Would you return all of this data exactly, leaving nothing out?

[START OF Dataset records]

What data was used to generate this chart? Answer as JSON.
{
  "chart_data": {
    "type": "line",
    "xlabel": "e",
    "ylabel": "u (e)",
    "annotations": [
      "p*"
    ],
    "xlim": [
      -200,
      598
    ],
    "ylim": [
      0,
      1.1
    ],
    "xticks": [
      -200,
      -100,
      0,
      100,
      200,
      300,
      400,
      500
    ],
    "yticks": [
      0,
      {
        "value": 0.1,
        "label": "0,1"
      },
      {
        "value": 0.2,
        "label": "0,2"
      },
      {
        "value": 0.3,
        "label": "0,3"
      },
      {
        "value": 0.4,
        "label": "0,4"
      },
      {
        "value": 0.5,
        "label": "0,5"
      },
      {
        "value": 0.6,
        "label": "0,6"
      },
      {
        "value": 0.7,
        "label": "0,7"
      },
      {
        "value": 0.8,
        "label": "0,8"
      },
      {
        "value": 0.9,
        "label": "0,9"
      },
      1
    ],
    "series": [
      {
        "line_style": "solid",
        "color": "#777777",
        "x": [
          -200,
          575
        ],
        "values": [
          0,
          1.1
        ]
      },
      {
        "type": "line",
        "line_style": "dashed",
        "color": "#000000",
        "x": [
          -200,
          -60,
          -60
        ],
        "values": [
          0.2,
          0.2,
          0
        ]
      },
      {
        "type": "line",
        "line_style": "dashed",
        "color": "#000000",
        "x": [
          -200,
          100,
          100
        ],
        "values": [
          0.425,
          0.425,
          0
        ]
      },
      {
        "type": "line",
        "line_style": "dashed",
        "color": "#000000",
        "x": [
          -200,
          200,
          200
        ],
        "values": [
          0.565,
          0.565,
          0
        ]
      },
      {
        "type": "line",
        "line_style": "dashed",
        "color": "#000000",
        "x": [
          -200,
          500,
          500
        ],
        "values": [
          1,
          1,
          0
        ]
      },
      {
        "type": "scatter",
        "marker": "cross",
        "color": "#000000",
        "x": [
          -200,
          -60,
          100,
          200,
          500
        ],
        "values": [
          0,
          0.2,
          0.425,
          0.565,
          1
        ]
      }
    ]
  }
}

[END OF Dataset records]

> _Task result_:
What data was used to generate this chart? Answer as JSON.
{
  "chart_data": {
    "type": "line",
    "xlabel": "e",
    "ylabel": "u (e)",
    "annotations": [
      "p*"
    ],
    "xlim": [
      -200,
      598
    ],
    "ylim": [
      0,
      1.1
    ],
    "xticks": [
      -200,
      -100,
      0,
      100,
      200,
      300,
      400,
      500
    ],
    "yticks": [
      0,
      {
        "value": 0.1,
        "label": "0,1"
      },
      {
        "value": 0.2,
        "label": "0,2"
      },
      {
        "value": 0.3,
        "label": "0,3"
      },
      {
        "value": 0.4,
        "label": "0,4"
      },
      {
        "value": 0.5,
        "label": "0,5"
      },
      {
        "value": 0.6,
        "label": "0,6"
      },
      {
        "value": 0.7,
        "label": "0,7"
      },
      {
        "value": 0.8,
        "label": "0,8"
      },
      {
        "value": 0.9,
        "label": "0,9"
      },
      1
    ],
    "series": [
      {
        "line_style": "solid",
        "color": "#777777",
        "x": [
          -200,
          575
        ],
        "values": [
          0,
          1.1
        ]
      },
      {
        "type": "line",
        "line_style": "dashed",
        "color": "#000000",
        "x": [
          -200,
          -60,
          -60
        ],
        "values": [
          0.2,
          0.2,
          0
        ]
      },
      {
        "type": "line",
        "line_style": "dashed",
        "color": "#000000",
        "x": [
          -200,
          100,
          100
        ],
        "values": [
          0.425,
          0.425,
          0
        ]
      },
      {
        "type": "line",
        "line_style": "dashed",
        "color": "#000000",
        "x": [
          -200,
          200,
          200
        ],
        "values": [
          0.565,
          0.565,
          0
        ]
      },
      {
        "type": "line",
        "line_style": "dashed",
        "color": "#000000",
        "x": [
          -200,
          500,
          500
        ],
        "values": [
          1,
          1,
          0
        ]
      },
      {
        "type": "scatter",
        "marker": "cross",
        "color": "#000000",
        "x": [
          -200,
          -60,
          100,
          200,
          500
        ],
        "values": [
          0,
          0.2,
          0.425,
          0.565,
          1
        ]
      }
    ]
  }
}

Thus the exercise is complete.